-- START OF Data provided --

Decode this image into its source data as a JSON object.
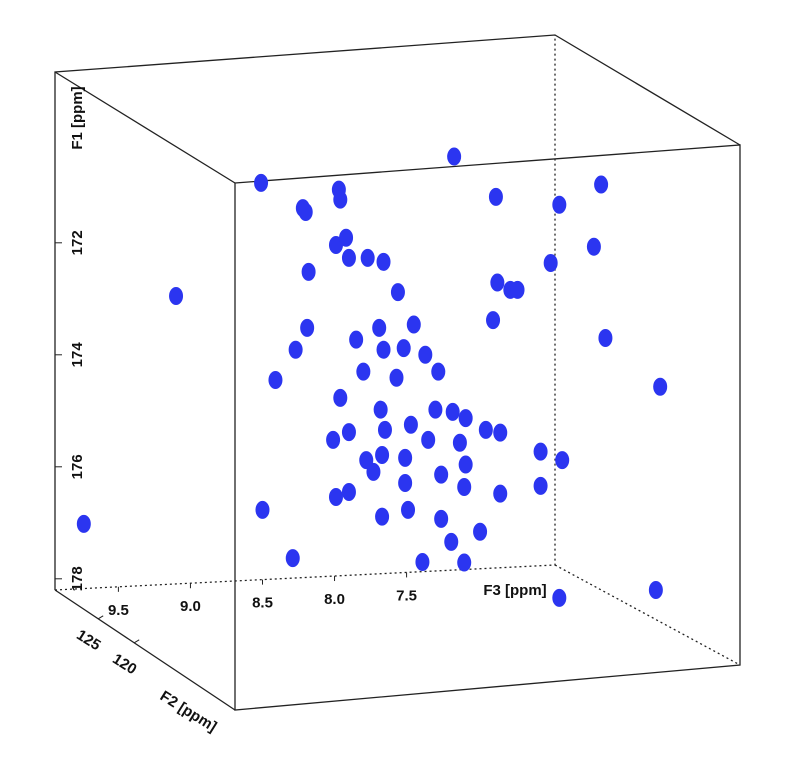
{
  "chart_data": {
    "type": "scatter3d",
    "x_label": "F3 [ppm]",
    "y_label": "F1 [ppm]",
    "z_label": "F2 [ppm]",
    "xlim": [
      9.94,
      6.47
    ],
    "ylim": [
      168.95,
      178.2
    ],
    "zlim": [
      131,
      106
    ],
    "xticks": [
      9.5,
      {
        "value": 9,
        "label": "9.0"
      },
      8.5,
      {
        "value": 8,
        "label": "8.0"
      },
      7.5
    ],
    "yticks": [
      172,
      174,
      176,
      178
    ],
    "zticks": [
      125,
      120
    ],
    "color": "#2b35f0",
    "x": [
      8.51,
      7.97,
      7.96,
      7.17,
      6.88,
      6.44,
      6.15,
      8.22,
      7.99,
      7.92,
      7.9,
      7.77,
      7.66,
      8.18,
      9.1,
      6.87,
      6.78,
      6.73,
      6.5,
      6.2,
      7.56,
      6.9,
      8.19,
      8.27,
      7.69,
      7.45,
      7.85,
      7.8,
      7.66,
      7.52,
      7.37,
      7.28,
      8.41,
      7.96,
      7.57,
      6.12,
      5.74,
      7.68,
      7.47,
      7.3,
      7.18,
      7.09,
      6.95,
      6.85,
      7.9,
      8.01,
      7.65,
      7.35,
      7.13,
      7.78,
      7.67,
      7.51,
      7.09,
      6.57,
      6.42,
      7.73,
      7.9,
      7.99,
      7.51,
      7.26,
      7.1,
      7.49,
      6.85,
      6.57,
      7.67,
      7.26,
      8.5,
      6.99,
      7.19,
      7.39,
      7.1,
      8.29,
      5.77,
      6.44,
      9.74,
      8.2
    ],
    "y": [
      170.93,
      171.05,
      171.23,
      170.46,
      171.18,
      171.32,
      170.96,
      171.38,
      172.04,
      171.91,
      172.27,
      172.27,
      172.34,
      172.52,
      172.95,
      172.71,
      172.84,
      172.84,
      172.36,
      172.07,
      172.88,
      173.38,
      173.52,
      173.91,
      173.52,
      173.46,
      173.73,
      174.3,
      173.91,
      173.88,
      174.0,
      174.3,
      174.45,
      174.77,
      174.41,
      173.7,
      174.57,
      174.98,
      175.25,
      174.98,
      175.02,
      175.13,
      175.34,
      175.39,
      175.38,
      175.52,
      175.34,
      175.52,
      175.57,
      175.88,
      175.79,
      175.84,
      175.96,
      175.73,
      175.88,
      176.09,
      176.45,
      176.54,
      176.29,
      176.14,
      176.36,
      176.77,
      176.48,
      176.34,
      176.89,
      176.93,
      176.77,
      177.16,
      177.34,
      177.7,
      177.71,
      177.63,
      178.2,
      178.34,
      177.02,
      171.45
    ]
  }
}
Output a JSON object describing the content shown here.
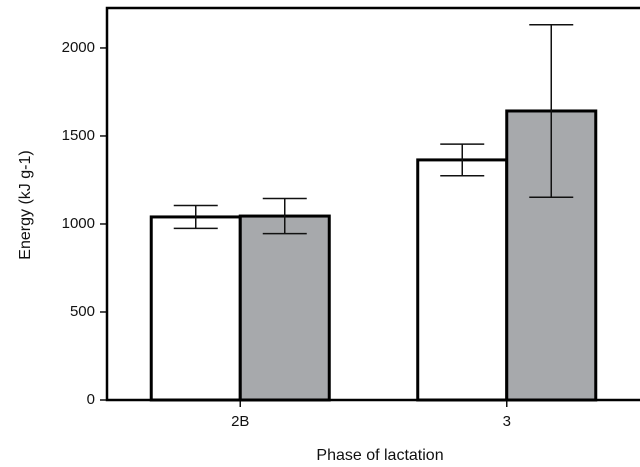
{
  "chart_data": {
    "type": "bar",
    "x_label": "Phase of lactation",
    "y_label": "Energy (kJ g-1)",
    "categories": [
      "2B",
      "3"
    ],
    "series": [
      {
        "color": "#ffffff",
        "values": [
          1040,
          1364
        ],
        "errors": [
          65,
          90
        ]
      },
      {
        "color": "#a7a9ac",
        "values": [
          1045,
          1642
        ],
        "errors": [
          100,
          490
        ]
      }
    ],
    "ylim": [
      0,
      2227
    ],
    "yticks": [
      0,
      500,
      1000,
      1500,
      2000
    ]
  }
}
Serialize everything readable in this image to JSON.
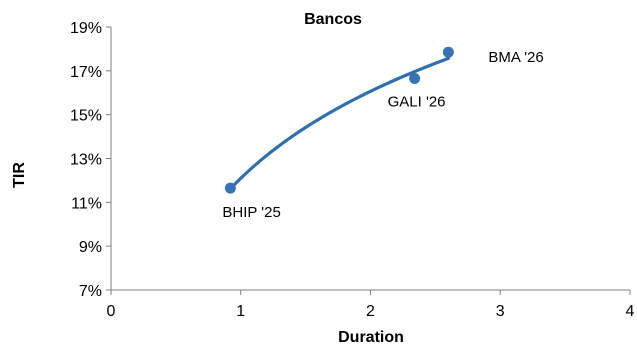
{
  "chart_data": {
    "type": "scatter",
    "title": "Bancos",
    "xlabel": "Duration",
    "ylabel": "TIR",
    "xlim": [
      0,
      4
    ],
    "ylim": [
      7,
      19
    ],
    "x_ticks": [
      0,
      1,
      2,
      3,
      4
    ],
    "y_ticks": [
      7,
      9,
      11,
      13,
      15,
      17,
      19
    ],
    "y_tick_format": "percent",
    "grid": false,
    "legend": "none",
    "series": [
      {
        "points": [
          {
            "label": "BHIP '25",
            "x": 0.92,
            "y": 11.65
          },
          {
            "label": "GALI '26",
            "x": 2.34,
            "y": 16.65
          },
          {
            "label": "BMA '26",
            "x": 2.6,
            "y": 17.85
          }
        ],
        "color": "#3674b5"
      }
    ],
    "trendline": {
      "type": "logarithmic",
      "x_range": [
        0.92,
        2.6
      ],
      "color": "#2e6fb0"
    }
  }
}
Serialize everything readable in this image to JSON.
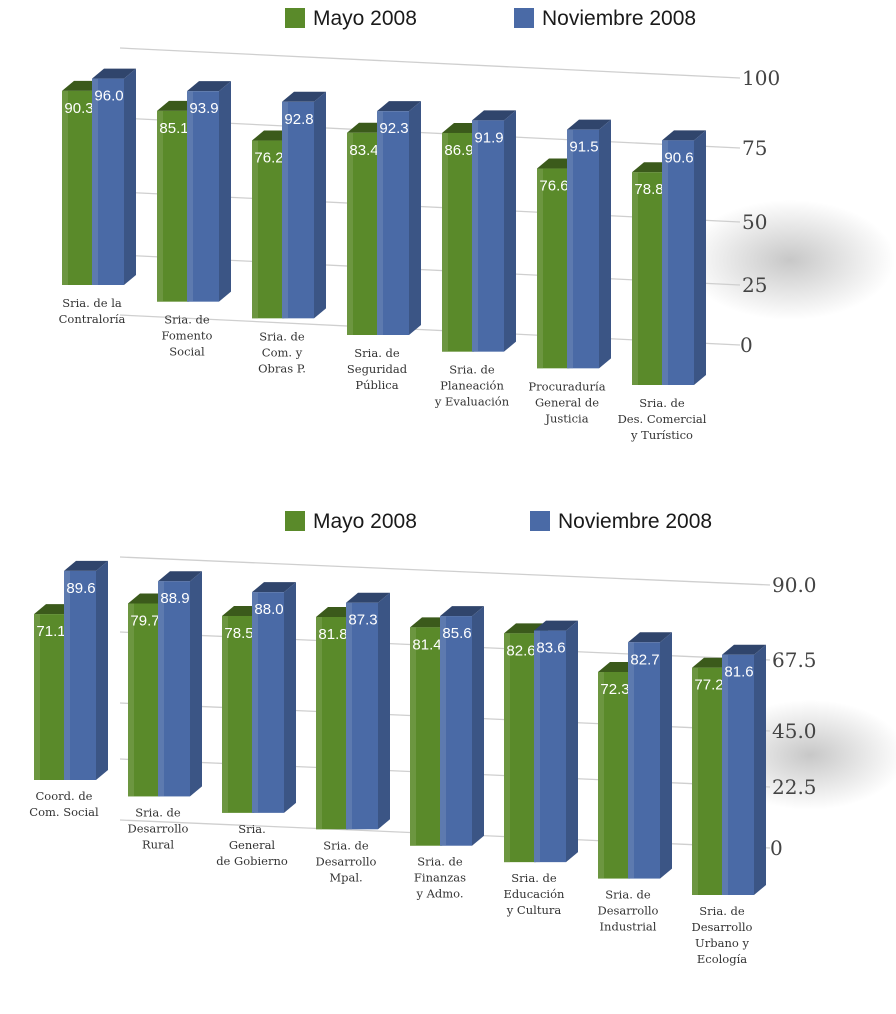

-- END OF Data provided --

# The task:
Nothing but the lines from the line containing "Output a JSON" through the last line of the material may be output, and they must be copied exactly, without pictures.

# Answer below:
Output a JSON object describing the content shown here.
{
  "chart_data": {
    "type": "bar",
    "x_label": "Phase of lactation",
    "y_label": "Energy (kJ g-1)",
    "categories": [
      "2B",
      "3"
    ],
    "series": [
      {
        "color": "#ffffff",
        "values": [
          1040,
          1364
        ],
        "errors": [
          65,
          90
        ]
      },
      {
        "color": "#a7a9ac",
        "values": [
          1045,
          1642
        ],
        "errors": [
          100,
          490
        ]
      }
    ],
    "ylim": [
      0,
      2227
    ],
    "yticks": [
      0,
      500,
      1000,
      1500,
      2000
    ]
  }
}
Serialize everything readable in this image to JSON.
{
  "chart_data": {
    "type": "scatter",
    "title": "Bancos",
    "xlabel": "Duration",
    "ylabel": "TIR",
    "xlim": [
      0,
      4
    ],
    "ylim": [
      7,
      19
    ],
    "x_ticks": [
      0,
      1,
      2,
      3,
      4
    ],
    "y_ticks": [
      7,
      9,
      11,
      13,
      15,
      17,
      19
    ],
    "y_tick_format": "percent",
    "grid": false,
    "legend": "none",
    "series": [
      {
        "points": [
          {
            "label": "BHIP '25",
            "x": 0.92,
            "y": 11.65
          },
          {
            "label": "GALI '26",
            "x": 2.34,
            "y": 16.65
          },
          {
            "label": "BMA '26",
            "x": 2.6,
            "y": 17.85
          }
        ],
        "color": "#3674b5"
      }
    ],
    "trendline": {
      "type": "logarithmic",
      "x_range": [
        0.92,
        2.6
      ],
      "color": "#2e6fb0"
    }
  }
}
Serialize everything readable in this image to JSON.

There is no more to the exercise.